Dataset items
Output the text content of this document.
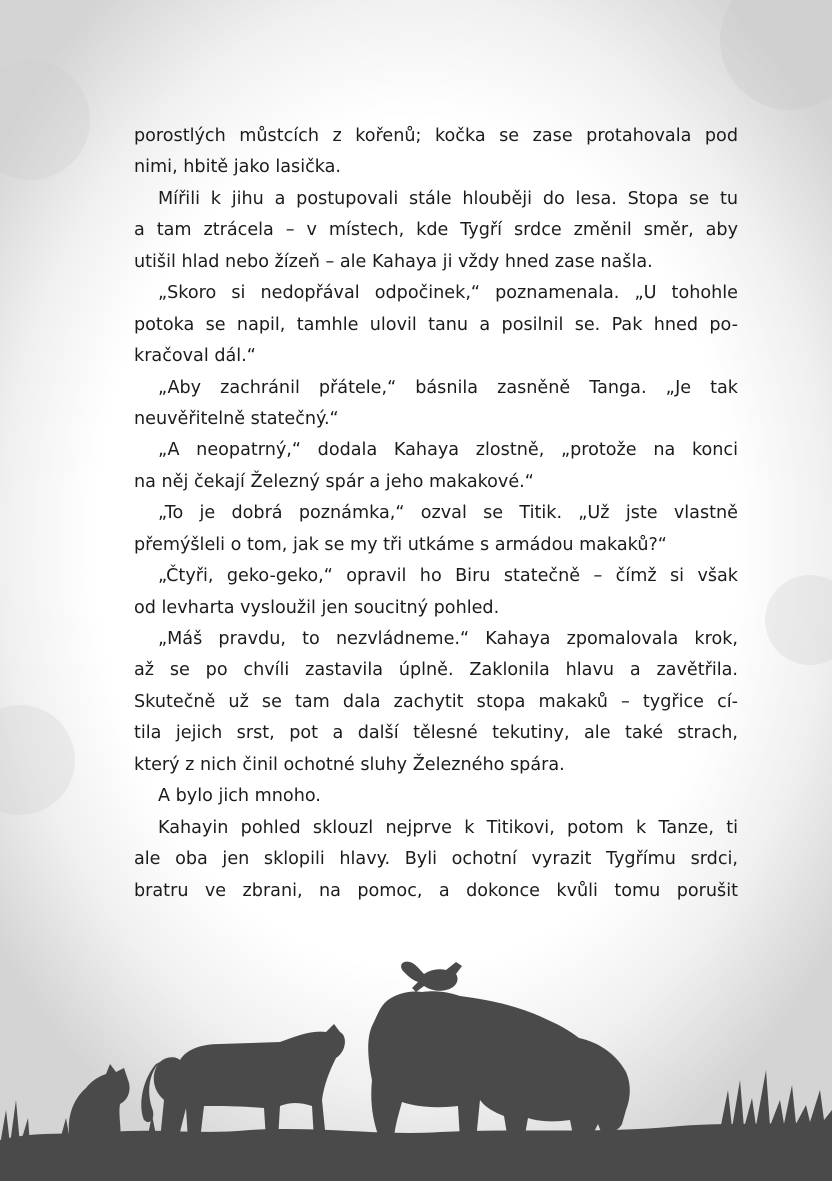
porostlých můstcích z kořenů; kočka se zase protahovala pod
nimi, hbitě jako lasička.
Mířili k jihu a postupovali stále hlouběji do lesa. Stopa se tu
a tam ztrácela – v místech, kde Tygří srdce změnil směr, aby
utišil hlad nebo žízeň – ale Kahaya ji vždy hned zase našla.
„Skoro si nedopřával odpočinek,“ poznamenala. „U tohohle
potoka se napil, tamhle ulovil tanu a posilnil se. Pak hned po-
kračoval dál.“
„Aby zachránil přátele,“ básnila zasněně Tanga. „Je tak
neuvěřitelně statečný.“
„A neopatrný,“ dodala Kahaya zlostně, „protože na konci
na něj čekají Železný spár a jeho makakové.“
„To je dobrá poznámka,“ ozval se Titik. „Už jste vlastně
přemýšleli o tom, jak se my tři utkáme s armádou makaků?“
„Čtyři, geko-geko,“ opravil ho Biru statečně – čímž si však
od levharta vysloužil jen soucitný pohled.
„Máš pravdu, to nezvládneme.“ Kahaya zpomalovala krok,
až se po chvíli zastavila úplně. Zaklonila hlavu a zavětřila.
Skutečně už se tam dala zachytit stopa makaků – tygřice cí-
tila jejich srst, pot a další tělesné tekutiny, ale také strach,
který z nich činil ochotné sluhy Železného spára.
A bylo jich mnoho.
Kahayin pohled sklouzl nejprve k Titikovi, potom k Tanze, ti
ale oba jen sklopili hlavy. Byli ochotní vyrazit Tygřímu srdci,
bratru ve zbrani, na pomoc, a dokonce kvůli tomu porušit
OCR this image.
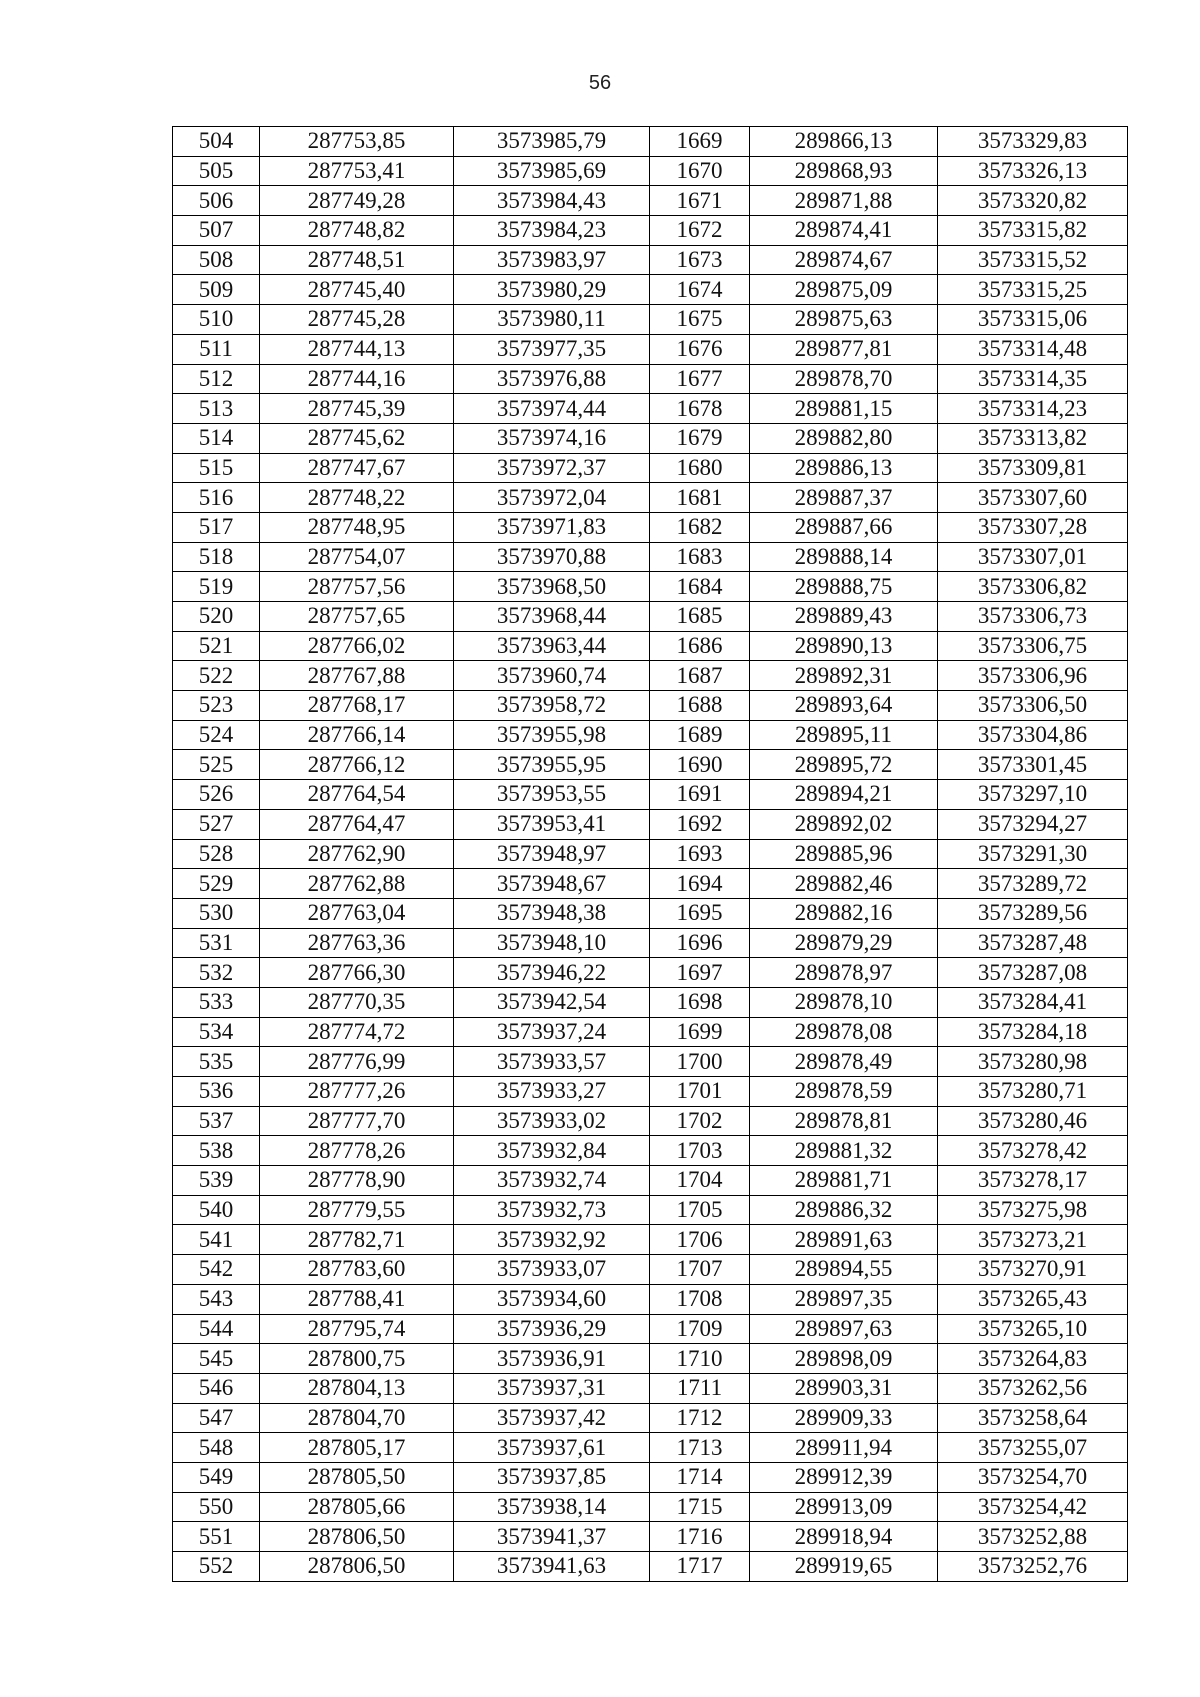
56
504	287753,85	3573985,79	1669	289866,13	3573329,83
505	287753,41	3573985,69	1670	289868,93	3573326,13
506	287749,28	3573984,43	1671	289871,88	3573320,82
507	287748,82	3573984,23	1672	289874,41	3573315,82
508	287748,51	3573983,97	1673	289874,67	3573315,52
509	287745,40	3573980,29	1674	289875,09	3573315,25
510	287745,28	3573980,11	1675	289875,63	3573315,06
511	287744,13	3573977,35	1676	289877,81	3573314,48
512	287744,16	3573976,88	1677	289878,70	3573314,35
513	287745,39	3573974,44	1678	289881,15	3573314,23
514	287745,62	3573974,16	1679	289882,80	3573313,82
515	287747,67	3573972,37	1680	289886,13	3573309,81
516	287748,22	3573972,04	1681	289887,37	3573307,60
517	287748,95	3573971,83	1682	289887,66	3573307,28
518	287754,07	3573970,88	1683	289888,14	3573307,01
519	287757,56	3573968,50	1684	289888,75	3573306,82
520	287757,65	3573968,44	1685	289889,43	3573306,73
521	287766,02	3573963,44	1686	289890,13	3573306,75
522	287767,88	3573960,74	1687	289892,31	3573306,96
523	287768,17	3573958,72	1688	289893,64	3573306,50
524	287766,14	3573955,98	1689	289895,11	3573304,86
525	287766,12	3573955,95	1690	289895,72	3573301,45
526	287764,54	3573953,55	1691	289894,21	3573297,10
527	287764,47	3573953,41	1692	289892,02	3573294,27
528	287762,90	3573948,97	1693	289885,96	3573291,30
529	287762,88	3573948,67	1694	289882,46	3573289,72
530	287763,04	3573948,38	1695	289882,16	3573289,56
531	287763,36	3573948,10	1696	289879,29	3573287,48
532	287766,30	3573946,22	1697	289878,97	3573287,08
533	287770,35	3573942,54	1698	289878,10	3573284,41
534	287774,72	3573937,24	1699	289878,08	3573284,18
535	287776,99	3573933,57	1700	289878,49	3573280,98
536	287777,26	3573933,27	1701	289878,59	3573280,71
537	287777,70	3573933,02	1702	289878,81	3573280,46
538	287778,26	3573932,84	1703	289881,32	3573278,42
539	287778,90	3573932,74	1704	289881,71	3573278,17
540	287779,55	3573932,73	1705	289886,32	3573275,98
541	287782,71	3573932,92	1706	289891,63	3573273,21
542	287783,60	3573933,07	1707	289894,55	3573270,91
543	287788,41	3573934,60	1708	289897,35	3573265,43
544	287795,74	3573936,29	1709	289897,63	3573265,10
545	287800,75	3573936,91	1710	289898,09	3573264,83
546	287804,13	3573937,31	1711	289903,31	3573262,56
547	287804,70	3573937,42	1712	289909,33	3573258,64
548	287805,17	3573937,61	1713	289911,94	3573255,07
549	287805,50	3573937,85	1714	289912,39	3573254,70
550	287805,66	3573938,14	1715	289913,09	3573254,42
551	287806,50	3573941,37	1716	289918,94	3573252,88
552	287806,50	3573941,63	1717	289919,65	3573252,76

**The request:**
All lines of the data above that include the word "hned" must be shown.

**Answer to the problem:**
utišil hlad nebo žízeň – ale Kahaya ji vždy hned zase našla.
potoka se napil, tamhle ulovil tanu a posilnil se. Pak hned po-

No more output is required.